• _Supplied records_

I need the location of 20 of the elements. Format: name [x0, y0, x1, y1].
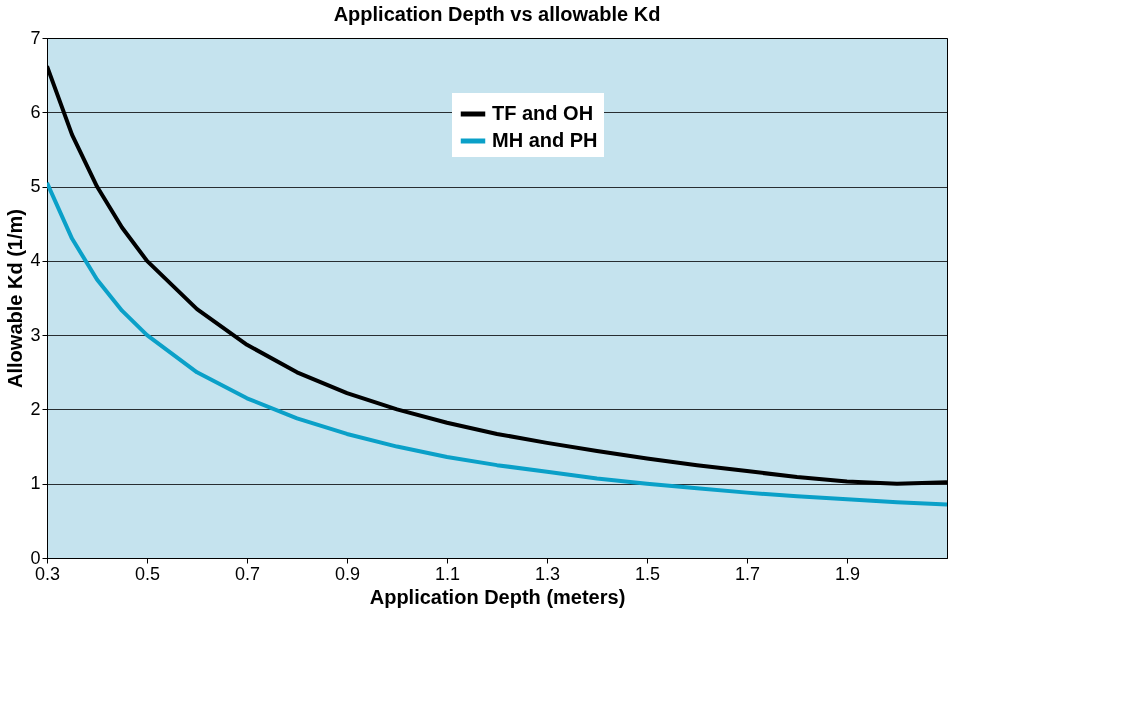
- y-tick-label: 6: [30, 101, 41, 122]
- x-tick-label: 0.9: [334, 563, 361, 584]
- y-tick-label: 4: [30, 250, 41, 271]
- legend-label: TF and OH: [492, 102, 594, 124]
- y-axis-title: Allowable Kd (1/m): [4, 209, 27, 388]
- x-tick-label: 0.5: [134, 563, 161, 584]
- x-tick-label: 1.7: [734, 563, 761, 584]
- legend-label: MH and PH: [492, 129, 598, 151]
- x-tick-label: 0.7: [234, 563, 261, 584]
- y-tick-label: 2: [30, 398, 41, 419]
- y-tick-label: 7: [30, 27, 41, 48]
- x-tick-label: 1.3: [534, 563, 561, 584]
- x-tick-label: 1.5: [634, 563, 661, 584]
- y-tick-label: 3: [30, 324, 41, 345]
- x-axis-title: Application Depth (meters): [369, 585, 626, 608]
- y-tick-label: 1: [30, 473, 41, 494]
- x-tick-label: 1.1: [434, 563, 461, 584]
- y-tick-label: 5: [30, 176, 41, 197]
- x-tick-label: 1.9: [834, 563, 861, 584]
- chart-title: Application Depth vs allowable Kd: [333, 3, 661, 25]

==

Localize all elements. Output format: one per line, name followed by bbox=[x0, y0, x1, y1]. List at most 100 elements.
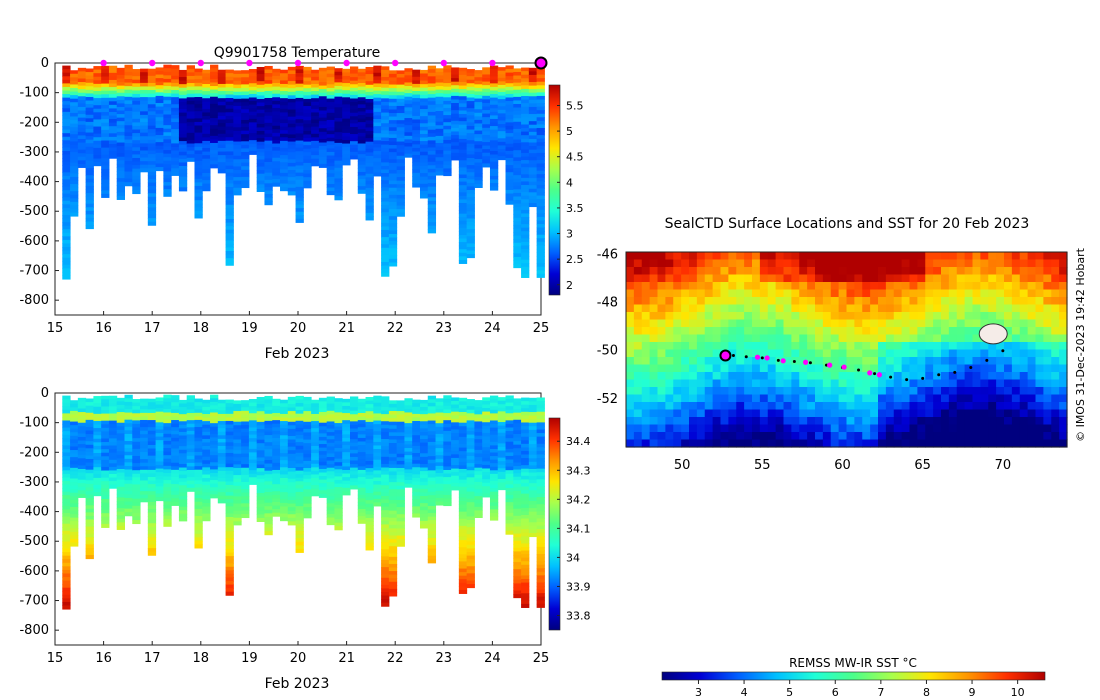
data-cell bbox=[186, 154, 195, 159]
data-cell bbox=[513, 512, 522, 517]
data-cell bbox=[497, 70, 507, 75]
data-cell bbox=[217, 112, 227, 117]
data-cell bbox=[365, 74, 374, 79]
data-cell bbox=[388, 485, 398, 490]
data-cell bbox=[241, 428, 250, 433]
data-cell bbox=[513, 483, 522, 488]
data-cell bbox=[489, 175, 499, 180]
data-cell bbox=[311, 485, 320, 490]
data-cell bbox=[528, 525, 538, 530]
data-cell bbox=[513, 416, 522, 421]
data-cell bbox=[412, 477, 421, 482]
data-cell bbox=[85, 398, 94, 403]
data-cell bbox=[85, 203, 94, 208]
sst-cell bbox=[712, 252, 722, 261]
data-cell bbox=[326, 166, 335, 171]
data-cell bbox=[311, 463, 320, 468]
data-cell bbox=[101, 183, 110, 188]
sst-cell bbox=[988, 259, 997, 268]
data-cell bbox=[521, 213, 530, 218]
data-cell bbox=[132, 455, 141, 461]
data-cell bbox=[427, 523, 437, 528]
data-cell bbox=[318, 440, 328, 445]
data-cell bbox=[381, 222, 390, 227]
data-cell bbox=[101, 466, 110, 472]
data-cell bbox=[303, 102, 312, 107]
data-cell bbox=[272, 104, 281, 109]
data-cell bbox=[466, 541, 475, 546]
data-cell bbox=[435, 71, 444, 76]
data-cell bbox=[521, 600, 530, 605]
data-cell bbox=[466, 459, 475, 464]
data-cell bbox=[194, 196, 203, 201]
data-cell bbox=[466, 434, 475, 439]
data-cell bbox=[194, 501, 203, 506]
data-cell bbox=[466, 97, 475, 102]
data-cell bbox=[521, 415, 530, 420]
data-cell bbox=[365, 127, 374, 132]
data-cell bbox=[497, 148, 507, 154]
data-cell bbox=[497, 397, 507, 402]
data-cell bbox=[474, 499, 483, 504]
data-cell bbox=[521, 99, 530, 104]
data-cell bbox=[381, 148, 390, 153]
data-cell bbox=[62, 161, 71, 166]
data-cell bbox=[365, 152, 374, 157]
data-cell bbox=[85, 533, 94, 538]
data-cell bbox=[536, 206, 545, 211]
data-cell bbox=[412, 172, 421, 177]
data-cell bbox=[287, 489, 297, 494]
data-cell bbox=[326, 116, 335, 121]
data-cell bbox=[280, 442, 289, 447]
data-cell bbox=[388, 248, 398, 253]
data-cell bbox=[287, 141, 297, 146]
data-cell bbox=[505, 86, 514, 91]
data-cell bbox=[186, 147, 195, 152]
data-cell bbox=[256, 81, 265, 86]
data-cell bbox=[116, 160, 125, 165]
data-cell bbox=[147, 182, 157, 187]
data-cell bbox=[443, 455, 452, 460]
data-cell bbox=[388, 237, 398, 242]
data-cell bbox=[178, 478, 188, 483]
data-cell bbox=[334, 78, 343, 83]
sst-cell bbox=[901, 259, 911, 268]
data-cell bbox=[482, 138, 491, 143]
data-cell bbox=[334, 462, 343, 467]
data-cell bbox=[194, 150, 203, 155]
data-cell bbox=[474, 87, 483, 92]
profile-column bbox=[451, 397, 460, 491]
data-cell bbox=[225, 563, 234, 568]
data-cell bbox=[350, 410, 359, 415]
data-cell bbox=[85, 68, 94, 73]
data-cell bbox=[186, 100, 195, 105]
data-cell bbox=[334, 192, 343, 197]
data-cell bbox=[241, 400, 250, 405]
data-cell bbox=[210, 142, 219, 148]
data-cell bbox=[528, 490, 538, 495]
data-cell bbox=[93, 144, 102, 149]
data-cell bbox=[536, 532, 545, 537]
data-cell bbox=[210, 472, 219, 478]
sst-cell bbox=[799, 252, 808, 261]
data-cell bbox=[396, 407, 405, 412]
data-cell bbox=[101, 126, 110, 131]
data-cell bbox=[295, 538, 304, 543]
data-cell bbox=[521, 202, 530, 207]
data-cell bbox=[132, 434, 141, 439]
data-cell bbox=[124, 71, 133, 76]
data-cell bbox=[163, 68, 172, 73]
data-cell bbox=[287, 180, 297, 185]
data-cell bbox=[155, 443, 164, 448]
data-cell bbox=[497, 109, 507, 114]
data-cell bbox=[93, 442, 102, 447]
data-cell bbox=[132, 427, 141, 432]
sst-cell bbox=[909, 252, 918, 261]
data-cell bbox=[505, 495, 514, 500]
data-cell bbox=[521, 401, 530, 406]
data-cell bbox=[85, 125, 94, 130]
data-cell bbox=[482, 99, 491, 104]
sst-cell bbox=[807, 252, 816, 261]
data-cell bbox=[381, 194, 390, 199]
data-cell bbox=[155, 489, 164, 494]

• _Direction_
Format the material above as a numbered list, starting with the line that contains "I need the location" and going on through the line that contains "- chart-title: Application". Omit blank lines and pictures.

• _Answer for the task_
1. I need the location of 20 of the elements. Format: name [x0, y0, x1, y1].
2. - y-tick-label: 6: [30, 101, 41, 122]
3. - x-tick-label: 0.9: [334, 563, 361, 584]
4. - y-tick-label: 4: [30, 250, 41, 271]
5. - legend-label: TF and OH: [492, 102, 594, 124]
6. - y-axis-title: Allowable Kd (1/m): [4, 209, 27, 388]
7. - x-tick-label: 0.5: [134, 563, 161, 584]
8. - x-tick-label: 1.7: [734, 563, 761, 584]
9. - legend-label: MH and PH: [492, 129, 598, 151]
10. - x-tick-label: 0.7: [234, 563, 261, 584]
11. - y-tick-label: 2: [30, 398, 41, 419]
12. - y-tick-label: 7: [30, 27, 41, 48]
13. - x-tick-label: 1.3: [534, 563, 561, 584]
14. - x-tick-label: 1.5: [634, 563, 661, 584]
15. - y-tick-label: 3: [30, 324, 41, 345]
16. - x-axis-title: Application Depth (meters): [369, 585, 626, 608]
17. - y-tick-label: 1: [30, 473, 41, 494]
18. - x-tick-label: 1.1: [434, 563, 461, 584]
19. - y-tick-label: 5: [30, 176, 41, 197]
20. - x-tick-label: 1.9: [834, 563, 861, 584]
21. - chart-title: Application Depth vs allowable Kd: [333, 3, 661, 25]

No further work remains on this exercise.